__WORK REQUIRED__: Extract the lines from the one containing "Patent image size: (829, 829)." through the one containing "The dichroic surface 81 is at (262, 297).", inclusive, and repeat them verbatim.

__SUPPLIED DATA__:
-- START --
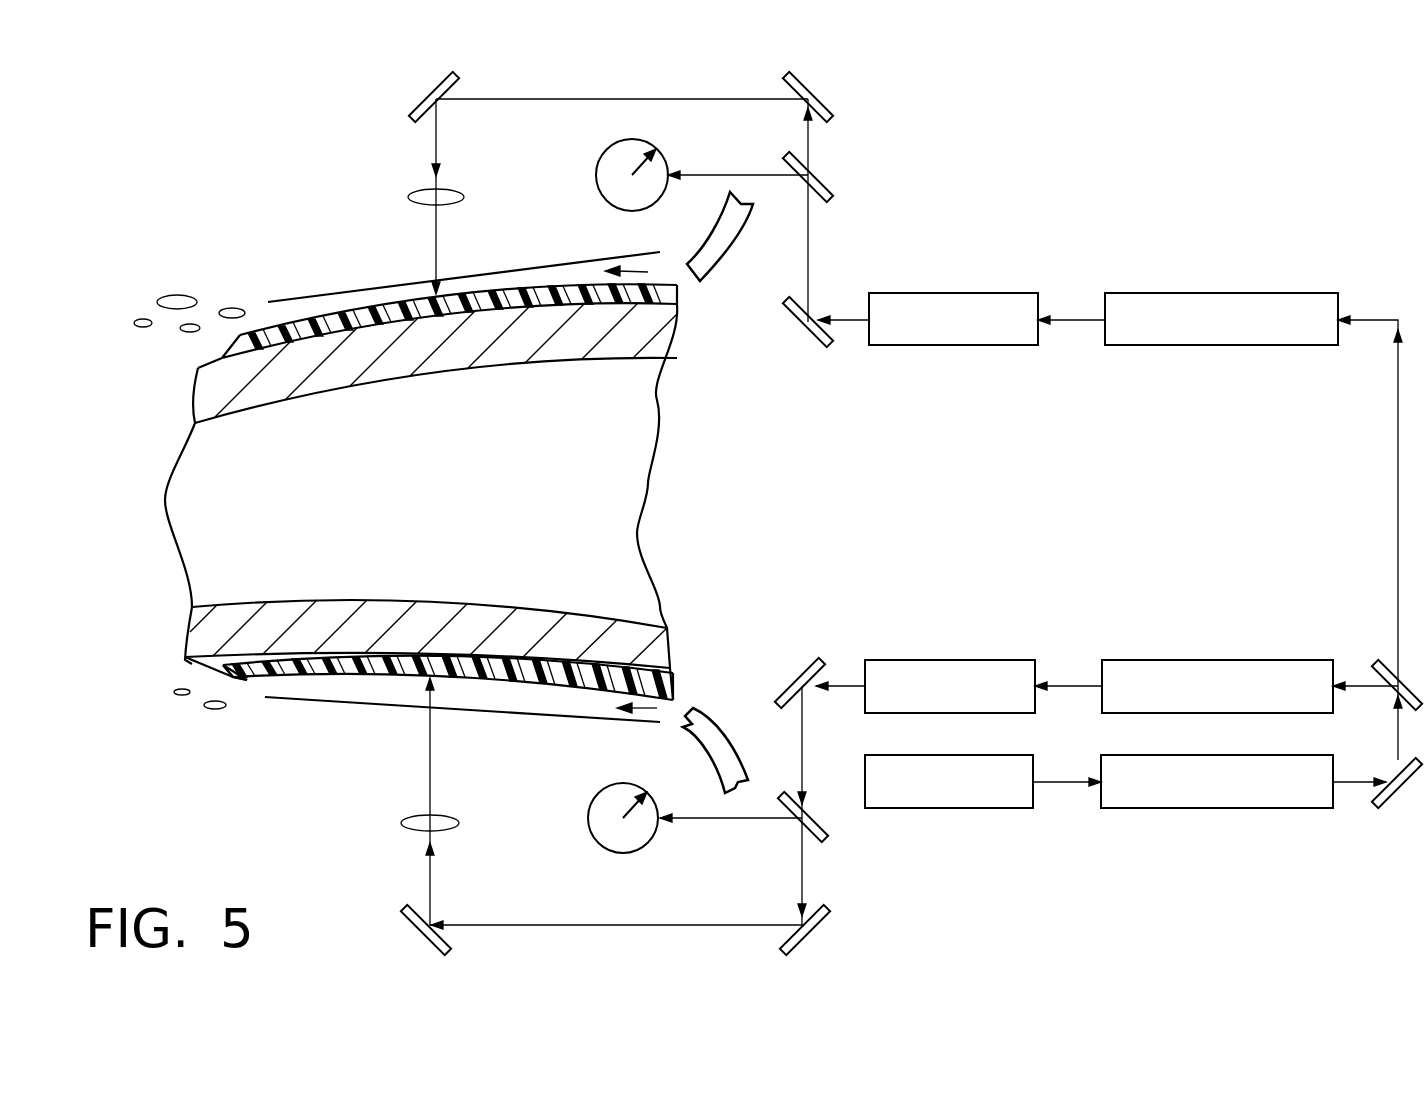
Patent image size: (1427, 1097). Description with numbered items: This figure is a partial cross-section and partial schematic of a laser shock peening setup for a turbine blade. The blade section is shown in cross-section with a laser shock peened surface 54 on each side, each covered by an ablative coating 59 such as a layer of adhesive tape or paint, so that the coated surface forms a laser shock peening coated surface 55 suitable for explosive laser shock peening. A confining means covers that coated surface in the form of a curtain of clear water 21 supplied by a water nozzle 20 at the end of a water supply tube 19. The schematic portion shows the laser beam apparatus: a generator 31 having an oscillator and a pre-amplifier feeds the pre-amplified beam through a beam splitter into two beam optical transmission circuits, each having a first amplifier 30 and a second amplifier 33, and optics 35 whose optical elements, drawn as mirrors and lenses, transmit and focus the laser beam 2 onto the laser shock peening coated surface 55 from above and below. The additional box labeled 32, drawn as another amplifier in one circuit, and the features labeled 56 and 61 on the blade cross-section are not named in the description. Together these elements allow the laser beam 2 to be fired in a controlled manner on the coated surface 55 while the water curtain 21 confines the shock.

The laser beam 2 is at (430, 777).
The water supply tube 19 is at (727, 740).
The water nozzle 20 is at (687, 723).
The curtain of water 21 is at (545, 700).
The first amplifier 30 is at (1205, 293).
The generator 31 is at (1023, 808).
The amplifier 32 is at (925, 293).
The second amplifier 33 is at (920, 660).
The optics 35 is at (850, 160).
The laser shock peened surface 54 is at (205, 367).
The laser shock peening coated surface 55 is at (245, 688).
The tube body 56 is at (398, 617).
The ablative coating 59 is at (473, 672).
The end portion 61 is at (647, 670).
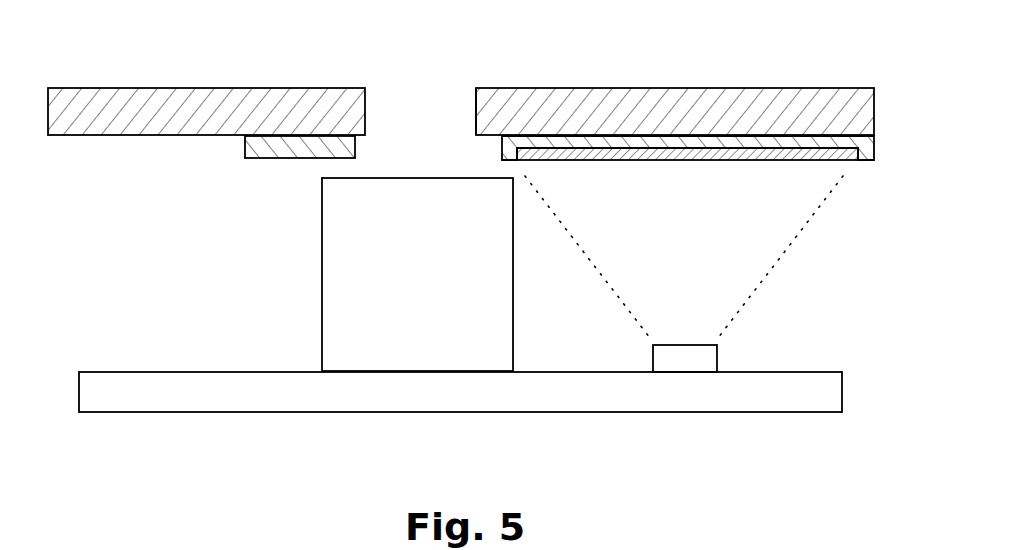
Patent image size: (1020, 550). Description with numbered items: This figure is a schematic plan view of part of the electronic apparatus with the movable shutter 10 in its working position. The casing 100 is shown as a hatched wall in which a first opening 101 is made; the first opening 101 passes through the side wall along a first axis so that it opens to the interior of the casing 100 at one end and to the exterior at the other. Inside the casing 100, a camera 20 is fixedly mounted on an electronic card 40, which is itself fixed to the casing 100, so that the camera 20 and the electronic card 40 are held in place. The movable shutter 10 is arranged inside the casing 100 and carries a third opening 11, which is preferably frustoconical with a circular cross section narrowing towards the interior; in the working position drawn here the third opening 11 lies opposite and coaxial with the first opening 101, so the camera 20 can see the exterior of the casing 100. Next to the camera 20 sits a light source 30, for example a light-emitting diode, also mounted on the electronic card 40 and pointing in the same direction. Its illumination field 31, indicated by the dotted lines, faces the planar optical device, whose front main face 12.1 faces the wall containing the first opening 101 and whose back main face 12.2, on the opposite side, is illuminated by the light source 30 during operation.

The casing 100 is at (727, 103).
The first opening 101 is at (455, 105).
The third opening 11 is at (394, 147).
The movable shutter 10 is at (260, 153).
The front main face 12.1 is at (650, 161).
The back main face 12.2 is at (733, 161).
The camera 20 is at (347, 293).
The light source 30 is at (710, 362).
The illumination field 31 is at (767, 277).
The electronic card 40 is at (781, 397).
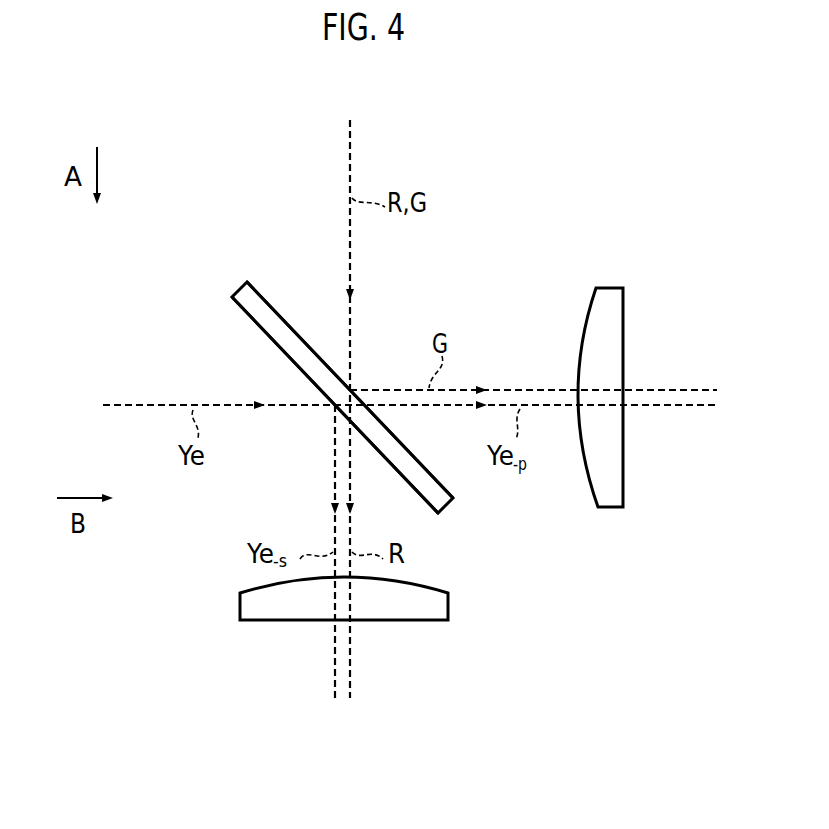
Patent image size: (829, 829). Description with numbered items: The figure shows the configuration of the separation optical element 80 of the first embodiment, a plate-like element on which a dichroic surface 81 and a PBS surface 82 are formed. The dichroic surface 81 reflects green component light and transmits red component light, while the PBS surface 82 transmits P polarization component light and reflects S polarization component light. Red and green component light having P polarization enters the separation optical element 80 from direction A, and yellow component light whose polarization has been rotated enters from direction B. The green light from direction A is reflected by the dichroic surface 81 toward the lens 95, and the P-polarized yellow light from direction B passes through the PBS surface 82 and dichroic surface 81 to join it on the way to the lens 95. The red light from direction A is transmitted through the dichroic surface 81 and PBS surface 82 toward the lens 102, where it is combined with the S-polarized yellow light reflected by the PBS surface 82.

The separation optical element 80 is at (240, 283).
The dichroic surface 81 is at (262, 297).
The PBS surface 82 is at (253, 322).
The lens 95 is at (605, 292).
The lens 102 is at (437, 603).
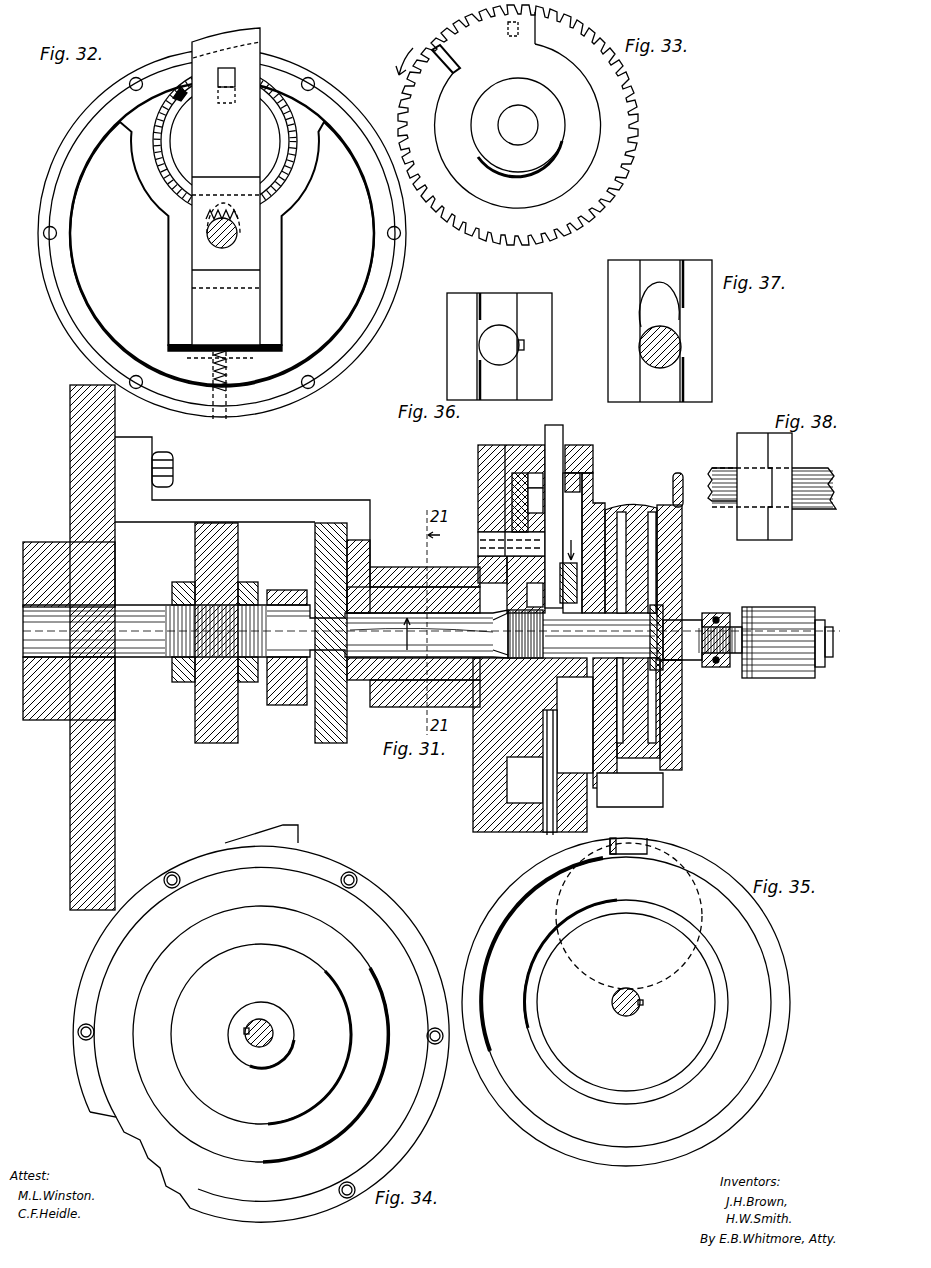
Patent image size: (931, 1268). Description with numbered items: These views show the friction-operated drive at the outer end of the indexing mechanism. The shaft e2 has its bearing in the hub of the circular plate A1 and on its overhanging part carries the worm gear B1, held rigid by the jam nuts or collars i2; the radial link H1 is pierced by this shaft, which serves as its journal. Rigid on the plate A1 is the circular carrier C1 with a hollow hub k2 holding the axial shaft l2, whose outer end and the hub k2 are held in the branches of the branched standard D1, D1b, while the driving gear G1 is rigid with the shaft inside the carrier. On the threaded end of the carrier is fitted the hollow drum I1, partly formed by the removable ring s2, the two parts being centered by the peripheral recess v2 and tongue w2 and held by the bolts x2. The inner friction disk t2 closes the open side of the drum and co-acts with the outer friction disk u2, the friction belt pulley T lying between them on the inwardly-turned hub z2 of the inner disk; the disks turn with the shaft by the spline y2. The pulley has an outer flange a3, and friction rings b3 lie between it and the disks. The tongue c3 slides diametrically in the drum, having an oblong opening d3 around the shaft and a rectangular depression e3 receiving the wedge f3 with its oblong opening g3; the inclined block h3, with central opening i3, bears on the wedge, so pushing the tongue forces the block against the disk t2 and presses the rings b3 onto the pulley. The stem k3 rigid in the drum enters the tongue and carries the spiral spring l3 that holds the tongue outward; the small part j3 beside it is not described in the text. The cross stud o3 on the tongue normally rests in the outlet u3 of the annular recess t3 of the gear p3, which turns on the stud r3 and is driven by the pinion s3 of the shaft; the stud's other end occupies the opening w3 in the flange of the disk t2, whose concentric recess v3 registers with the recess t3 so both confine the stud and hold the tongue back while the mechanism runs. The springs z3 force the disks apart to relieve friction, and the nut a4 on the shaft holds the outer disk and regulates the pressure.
-- END --
__ANSWER IN FULL__:
Patent image size: (829, 829). Description with numbered items: The figure shows the configuration of the separation optical element 80 of the first embodiment, a plate-like element on which a dichroic surface 81 and a PBS surface 82 are formed. The dichroic surface 81 reflects green component light and transmits red component light, while the PBS surface 82 transmits P polarization component light and reflects S polarization component light. Red and green component light having P polarization enters the separation optical element 80 from direction A, and yellow component light whose polarization has been rotated enters from direction B. The green light from direction A is reflected by the dichroic surface 81 toward the lens 95, and the P-polarized yellow light from direction B passes through the PBS surface 82 and dichroic surface 81 to join it on the way to the lens 95. The red light from direction A is transmitted through the dichroic surface 81 and PBS surface 82 toward the lens 102, where it is combined with the S-polarized yellow light reflected by the PBS surface 82.

The separation optical element 80 is at (240, 283).
The dichroic surface 81 is at (262, 297).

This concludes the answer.